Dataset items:
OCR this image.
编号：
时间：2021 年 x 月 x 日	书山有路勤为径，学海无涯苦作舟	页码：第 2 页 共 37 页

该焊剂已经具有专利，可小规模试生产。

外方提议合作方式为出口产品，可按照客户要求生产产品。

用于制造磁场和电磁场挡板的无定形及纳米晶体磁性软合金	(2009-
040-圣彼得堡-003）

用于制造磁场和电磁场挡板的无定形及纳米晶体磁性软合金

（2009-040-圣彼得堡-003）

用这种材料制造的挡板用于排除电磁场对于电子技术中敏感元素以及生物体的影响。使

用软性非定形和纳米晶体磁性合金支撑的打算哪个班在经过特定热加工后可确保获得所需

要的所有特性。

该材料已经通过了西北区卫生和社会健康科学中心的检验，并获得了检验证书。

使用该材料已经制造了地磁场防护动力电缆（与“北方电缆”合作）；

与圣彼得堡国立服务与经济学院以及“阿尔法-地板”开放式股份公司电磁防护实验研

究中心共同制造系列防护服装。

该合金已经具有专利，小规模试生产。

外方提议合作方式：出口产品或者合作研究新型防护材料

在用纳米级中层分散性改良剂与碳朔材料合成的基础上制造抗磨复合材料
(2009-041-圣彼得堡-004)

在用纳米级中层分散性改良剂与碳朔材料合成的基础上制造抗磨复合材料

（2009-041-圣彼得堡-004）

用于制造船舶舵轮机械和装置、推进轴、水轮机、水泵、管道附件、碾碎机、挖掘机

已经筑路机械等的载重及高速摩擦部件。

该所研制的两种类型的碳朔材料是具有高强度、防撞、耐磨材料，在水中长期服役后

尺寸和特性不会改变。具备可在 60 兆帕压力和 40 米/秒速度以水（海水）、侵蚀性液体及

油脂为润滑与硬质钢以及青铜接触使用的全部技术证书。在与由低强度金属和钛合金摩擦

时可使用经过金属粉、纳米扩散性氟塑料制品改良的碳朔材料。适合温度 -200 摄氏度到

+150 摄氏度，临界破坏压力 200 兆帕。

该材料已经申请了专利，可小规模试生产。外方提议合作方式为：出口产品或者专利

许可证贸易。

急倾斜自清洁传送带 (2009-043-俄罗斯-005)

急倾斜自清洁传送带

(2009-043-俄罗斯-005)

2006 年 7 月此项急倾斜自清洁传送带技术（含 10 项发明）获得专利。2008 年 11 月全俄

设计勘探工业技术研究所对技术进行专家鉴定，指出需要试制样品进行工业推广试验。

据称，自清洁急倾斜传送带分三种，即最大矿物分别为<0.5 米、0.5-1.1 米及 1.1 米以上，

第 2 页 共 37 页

Given instruction.
All lines holding the word "可小规模试生产" should be picked out and copied.

Output for this exercise.
该焊剂已经具有专利，可小规模试生产。
该材料已经申请了专利，可小规模试生产。外方提议合作方式为：出口产品或者专利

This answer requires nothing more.